_Short exercise a_
Reproduce, line for line, the part of the listing that opens with the line containing "legend-label: Single Item" and closes with the line containing "bar (556, 516, 620, 559)".

_Document extract_
• • • • • • •

# Homemade pier and bridge?



## Mseav (Jul 30, 2015)

I have a Bachmann pier and bridge set. I set it up and it seems a little unstable. Even if I were to attach it to the bed, the top of the pier that holds the railroad ties seems iffy. Is there a better system for sale? Or preferably, what are the basics to build one in home?


----------



## CTValleyRR (Jul 26, 2014)

The up and down, over and under bridge and pier sets are generally made for the train set market, and they're all at the low end of the quality scale. They also tend to be very steep inclines which are problematic.

First answer is, yes, there are more robust bridges and piers out there. The problem is that they are designed for more prototypical applications and would be rather expensive in quantity. They also all tend to be one height, so to replicate that slope, you would have to cut them down yourself.

Another option you might consider is to use Woodland Scenics inclines or incline starters & risers combinations. These will allow you to replicate the slope (you're probably looking at 3 or 4%), but it's a more or less solid surface for your tracks. This should give you the stability that your bridge and pier set lacks. The problem with these is that you will need to hide them with scenery, since they are made of white Styrofoam.


----------



## Mseav (Jul 30, 2015)

CTValleyRR said:


> The up and down, over and under bridge and pier sets are generally made for the train set market, and they're all at the low end of the quality scale. They also tend to be very steep inclines which are problematic.
> 
> First answer is, yes, there are more robust bridges and piers out there. The problem is that they are designed for more prototypical applications and would be rather expensive in quantity. They also all tend to be one height, so to replicate that slope, you would have to cut them down yourself.
> 
> Another option you might consider is to use Woodland Scenics inclines or incline starters & risers combinations. These will allow you to replicate the slope (you're probably looking at 3 or 4%), but it's a more or less solid surface for your tracks. This should give you the stability that your bridge and pier set lacks. The problem with these is that you will need to hide them with scenery, since they are made of white Styrofoam.


Inclines, just what I was looking for, thanks.


----------



## tr1 (Mar 9, 2013)

*Beginner, ho hobbyist support!*

Atlas Model Railroad Company may have something that may be of interest to you.

• • • • • • •

_Supplied records_
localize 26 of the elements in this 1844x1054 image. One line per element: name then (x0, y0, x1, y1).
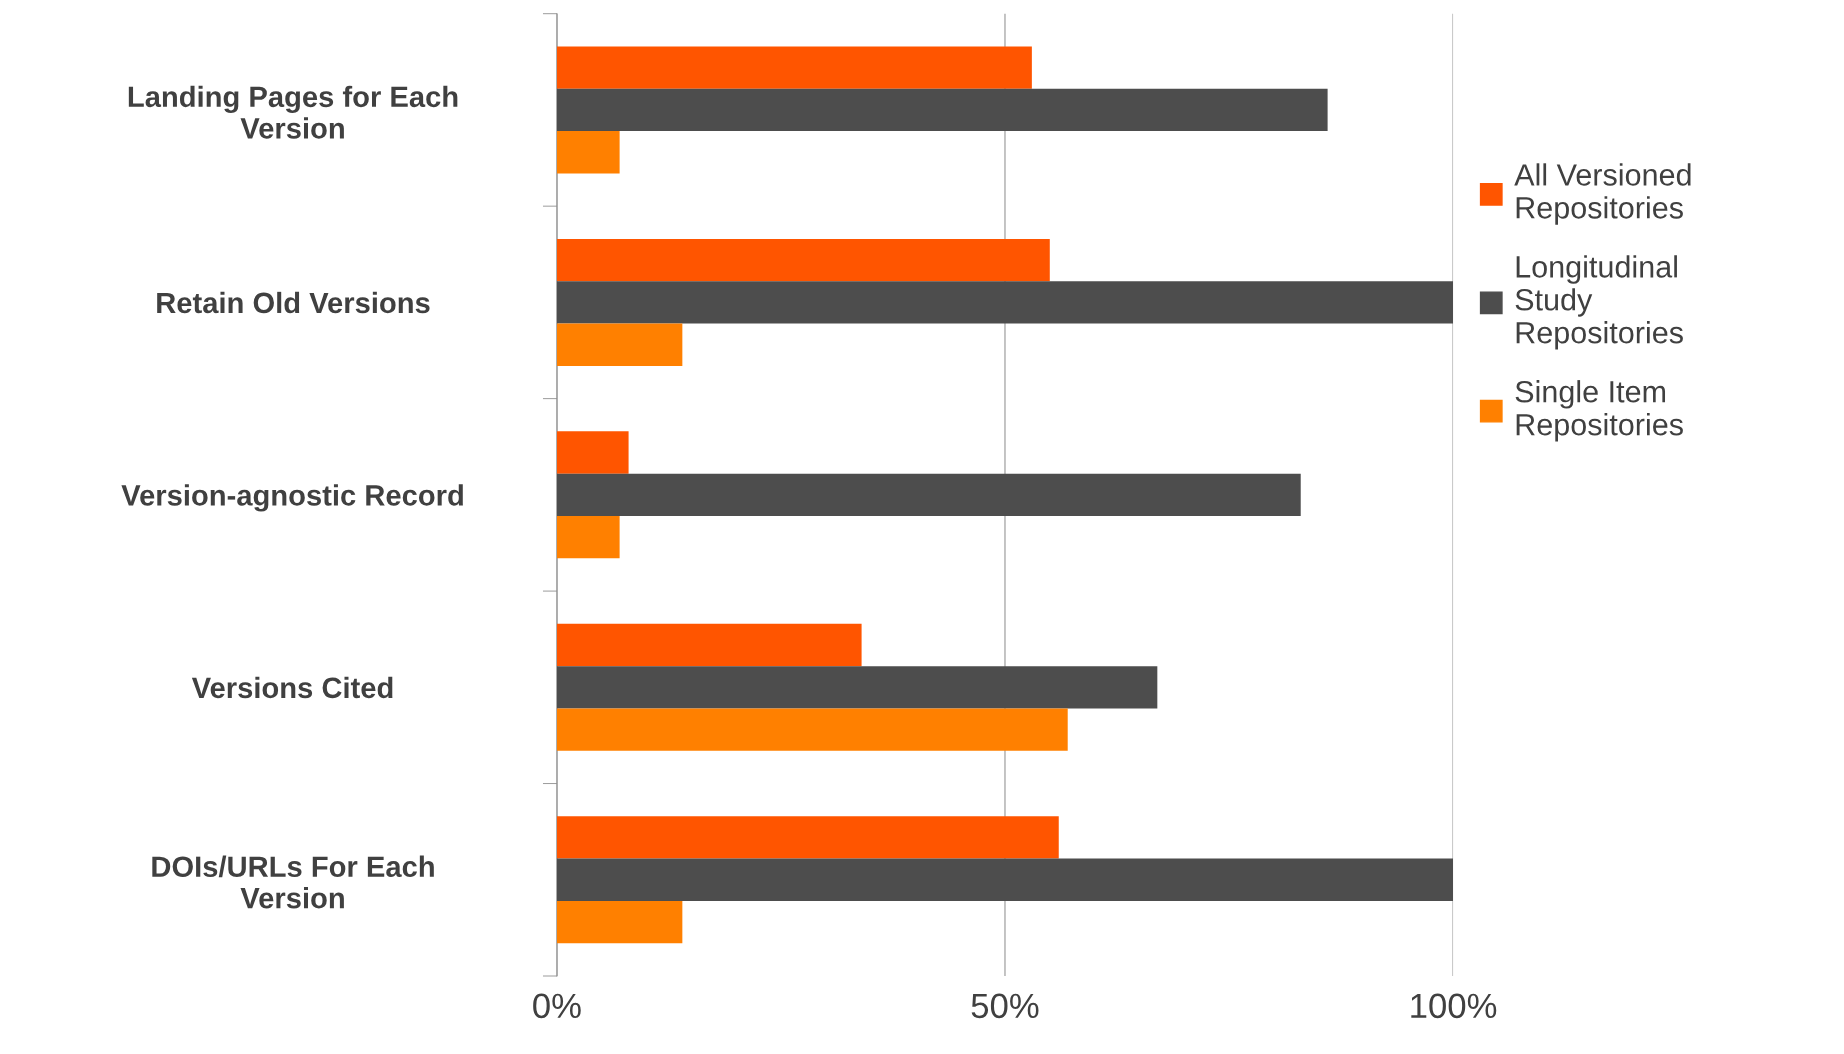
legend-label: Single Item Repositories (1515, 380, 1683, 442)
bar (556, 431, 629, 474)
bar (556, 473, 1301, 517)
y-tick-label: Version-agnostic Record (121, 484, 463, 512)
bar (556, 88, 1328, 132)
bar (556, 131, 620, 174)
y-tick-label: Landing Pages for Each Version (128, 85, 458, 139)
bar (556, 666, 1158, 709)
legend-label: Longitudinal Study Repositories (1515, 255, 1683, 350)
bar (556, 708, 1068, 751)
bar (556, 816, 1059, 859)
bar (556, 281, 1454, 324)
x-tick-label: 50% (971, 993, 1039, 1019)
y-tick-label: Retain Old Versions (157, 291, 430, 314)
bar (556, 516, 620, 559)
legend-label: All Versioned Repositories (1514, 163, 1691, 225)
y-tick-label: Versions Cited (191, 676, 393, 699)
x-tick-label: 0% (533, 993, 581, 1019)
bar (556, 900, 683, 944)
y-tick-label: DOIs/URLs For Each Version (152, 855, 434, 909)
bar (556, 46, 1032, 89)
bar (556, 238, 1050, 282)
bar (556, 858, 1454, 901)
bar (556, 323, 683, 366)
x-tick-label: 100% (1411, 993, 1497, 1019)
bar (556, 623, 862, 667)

• • • • • • •

_Short exercise b_
From the forum thread on homemade piers and bridges above, write out the part that opens with the words containing "# Homemade pier" and closes with "(Jul 26, 2014)".

_Task answer a_
legend-label: Single Item Repositories (1515, 380, 1683, 442)
bar (556, 431, 629, 474)
bar (556, 473, 1301, 517)
y-tick-label: Version-agnostic Record (121, 484, 463, 512)
bar (556, 88, 1328, 132)
bar (556, 131, 620, 174)
y-tick-label: Landing Pages for Each Version (128, 85, 458, 139)
bar (556, 666, 1158, 709)
legend-label: Longitudinal Study Repositories (1515, 255, 1683, 350)
bar (556, 708, 1068, 751)
bar (556, 816, 1059, 859)
bar (556, 281, 1454, 324)
x-tick-label: 50% (971, 993, 1039, 1019)
y-tick-label: Retain Old Versions (157, 291, 430, 314)
bar (556, 516, 620, 559)

_Task answer b_
# Homemade pier and bridge?



## Mseav (Jul 30, 2015)

I have a Bachmann pier and bridge set. I set it up and it seems a little unstable. Even if I were to attach it to the bed, the top of the pier that holds the railroad ties seems iffy. Is there a better system for sale? Or preferably, what are the basics to build one in home?


----------



## CTValleyRR (Jul 26, 2014)